Spot each line that carries the word "درمان"; copy those lines.

start THE DATA

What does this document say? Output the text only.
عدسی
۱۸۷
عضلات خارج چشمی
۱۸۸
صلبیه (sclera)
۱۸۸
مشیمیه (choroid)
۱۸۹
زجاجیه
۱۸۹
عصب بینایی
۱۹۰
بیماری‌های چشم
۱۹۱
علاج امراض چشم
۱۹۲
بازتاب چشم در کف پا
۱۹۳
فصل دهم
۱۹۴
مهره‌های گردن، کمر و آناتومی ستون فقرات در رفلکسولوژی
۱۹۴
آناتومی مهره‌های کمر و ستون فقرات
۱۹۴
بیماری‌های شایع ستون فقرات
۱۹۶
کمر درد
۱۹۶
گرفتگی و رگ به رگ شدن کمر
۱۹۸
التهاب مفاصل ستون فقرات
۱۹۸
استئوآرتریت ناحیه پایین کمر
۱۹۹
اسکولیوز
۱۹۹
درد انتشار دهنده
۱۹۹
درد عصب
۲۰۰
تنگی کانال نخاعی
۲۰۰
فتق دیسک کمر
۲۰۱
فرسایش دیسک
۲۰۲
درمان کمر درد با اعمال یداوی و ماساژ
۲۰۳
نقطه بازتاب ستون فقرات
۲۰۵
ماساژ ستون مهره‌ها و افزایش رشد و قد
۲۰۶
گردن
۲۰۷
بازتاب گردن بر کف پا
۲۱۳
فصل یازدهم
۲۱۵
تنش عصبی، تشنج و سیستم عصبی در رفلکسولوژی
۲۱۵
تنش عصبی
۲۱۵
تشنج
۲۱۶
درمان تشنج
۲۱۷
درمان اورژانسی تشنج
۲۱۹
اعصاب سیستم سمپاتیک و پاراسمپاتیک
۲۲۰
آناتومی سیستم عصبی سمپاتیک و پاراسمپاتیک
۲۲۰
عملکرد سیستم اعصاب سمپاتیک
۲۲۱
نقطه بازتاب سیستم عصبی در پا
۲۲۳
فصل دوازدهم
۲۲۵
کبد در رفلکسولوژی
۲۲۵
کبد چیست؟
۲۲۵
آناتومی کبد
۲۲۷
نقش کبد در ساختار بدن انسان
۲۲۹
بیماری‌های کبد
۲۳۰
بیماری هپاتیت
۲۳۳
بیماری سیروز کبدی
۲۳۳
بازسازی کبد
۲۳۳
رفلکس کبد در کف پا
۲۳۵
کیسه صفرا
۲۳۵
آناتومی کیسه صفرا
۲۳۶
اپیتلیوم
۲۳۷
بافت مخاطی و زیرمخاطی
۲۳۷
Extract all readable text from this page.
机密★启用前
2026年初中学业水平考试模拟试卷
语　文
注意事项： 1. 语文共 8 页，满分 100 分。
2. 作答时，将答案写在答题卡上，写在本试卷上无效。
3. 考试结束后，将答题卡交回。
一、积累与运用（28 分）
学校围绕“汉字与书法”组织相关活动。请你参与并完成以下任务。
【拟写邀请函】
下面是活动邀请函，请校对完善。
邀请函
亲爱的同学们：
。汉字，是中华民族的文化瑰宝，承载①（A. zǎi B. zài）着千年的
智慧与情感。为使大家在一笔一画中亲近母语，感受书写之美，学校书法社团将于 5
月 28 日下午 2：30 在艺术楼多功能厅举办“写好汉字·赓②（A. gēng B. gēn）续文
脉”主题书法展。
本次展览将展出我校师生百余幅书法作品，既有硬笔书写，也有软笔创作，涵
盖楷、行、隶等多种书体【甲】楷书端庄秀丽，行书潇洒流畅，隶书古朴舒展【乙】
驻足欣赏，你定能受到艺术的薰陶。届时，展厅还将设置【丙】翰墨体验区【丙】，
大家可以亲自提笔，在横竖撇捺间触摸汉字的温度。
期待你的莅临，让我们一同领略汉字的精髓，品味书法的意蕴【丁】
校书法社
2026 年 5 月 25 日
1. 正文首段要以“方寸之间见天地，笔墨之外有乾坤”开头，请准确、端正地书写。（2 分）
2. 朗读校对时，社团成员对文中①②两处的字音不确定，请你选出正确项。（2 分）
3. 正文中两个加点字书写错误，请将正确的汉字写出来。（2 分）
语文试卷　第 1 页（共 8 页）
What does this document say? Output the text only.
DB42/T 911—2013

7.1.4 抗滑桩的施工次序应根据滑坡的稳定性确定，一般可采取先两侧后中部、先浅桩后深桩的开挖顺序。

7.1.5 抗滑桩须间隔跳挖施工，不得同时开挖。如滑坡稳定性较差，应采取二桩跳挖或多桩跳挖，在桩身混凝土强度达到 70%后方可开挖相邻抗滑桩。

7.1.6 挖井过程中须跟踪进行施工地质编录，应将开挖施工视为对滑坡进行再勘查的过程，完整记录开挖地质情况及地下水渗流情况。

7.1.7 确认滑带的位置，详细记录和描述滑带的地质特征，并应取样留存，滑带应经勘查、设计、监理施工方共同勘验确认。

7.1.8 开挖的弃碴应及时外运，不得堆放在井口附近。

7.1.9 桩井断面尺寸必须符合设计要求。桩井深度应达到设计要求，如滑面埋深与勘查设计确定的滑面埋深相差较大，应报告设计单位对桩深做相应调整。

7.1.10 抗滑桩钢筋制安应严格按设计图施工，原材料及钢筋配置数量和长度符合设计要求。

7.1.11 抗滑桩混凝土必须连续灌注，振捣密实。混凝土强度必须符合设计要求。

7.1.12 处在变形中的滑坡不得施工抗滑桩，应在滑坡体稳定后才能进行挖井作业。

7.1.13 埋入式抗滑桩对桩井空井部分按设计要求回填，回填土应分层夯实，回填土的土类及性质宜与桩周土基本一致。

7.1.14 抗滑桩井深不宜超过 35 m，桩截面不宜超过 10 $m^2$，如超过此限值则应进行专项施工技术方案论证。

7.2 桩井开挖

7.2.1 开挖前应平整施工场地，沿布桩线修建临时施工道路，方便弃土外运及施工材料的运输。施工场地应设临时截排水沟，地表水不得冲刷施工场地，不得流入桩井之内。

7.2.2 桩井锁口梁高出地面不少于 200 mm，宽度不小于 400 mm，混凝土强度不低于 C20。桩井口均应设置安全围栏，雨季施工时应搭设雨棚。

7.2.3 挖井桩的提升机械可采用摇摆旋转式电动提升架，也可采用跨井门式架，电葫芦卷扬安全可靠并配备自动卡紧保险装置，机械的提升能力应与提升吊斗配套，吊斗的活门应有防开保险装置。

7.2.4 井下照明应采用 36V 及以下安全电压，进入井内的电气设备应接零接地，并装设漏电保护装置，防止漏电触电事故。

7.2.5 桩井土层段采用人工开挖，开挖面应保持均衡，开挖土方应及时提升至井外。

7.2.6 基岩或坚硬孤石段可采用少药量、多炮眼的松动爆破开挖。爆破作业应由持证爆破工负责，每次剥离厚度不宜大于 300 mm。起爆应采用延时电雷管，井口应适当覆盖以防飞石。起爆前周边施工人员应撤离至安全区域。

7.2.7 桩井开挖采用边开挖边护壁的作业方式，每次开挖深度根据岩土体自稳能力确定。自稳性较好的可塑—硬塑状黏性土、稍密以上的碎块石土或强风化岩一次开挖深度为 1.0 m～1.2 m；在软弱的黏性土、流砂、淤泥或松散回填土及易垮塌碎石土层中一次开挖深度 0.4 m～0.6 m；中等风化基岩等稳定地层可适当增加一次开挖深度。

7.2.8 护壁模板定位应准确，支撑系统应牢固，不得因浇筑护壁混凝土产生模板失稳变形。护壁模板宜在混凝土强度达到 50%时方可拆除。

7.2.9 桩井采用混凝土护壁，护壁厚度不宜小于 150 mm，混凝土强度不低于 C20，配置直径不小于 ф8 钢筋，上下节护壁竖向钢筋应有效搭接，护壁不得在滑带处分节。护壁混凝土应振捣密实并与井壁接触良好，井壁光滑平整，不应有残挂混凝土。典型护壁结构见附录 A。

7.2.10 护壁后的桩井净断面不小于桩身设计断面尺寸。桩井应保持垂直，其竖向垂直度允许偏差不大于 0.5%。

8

end THE DATA

> **REPLY TO THE EXERCISE**
درمان کمر درد با اعمال یداوی و ماساژ
درمان تشنج
درمان اورژانسی تشنج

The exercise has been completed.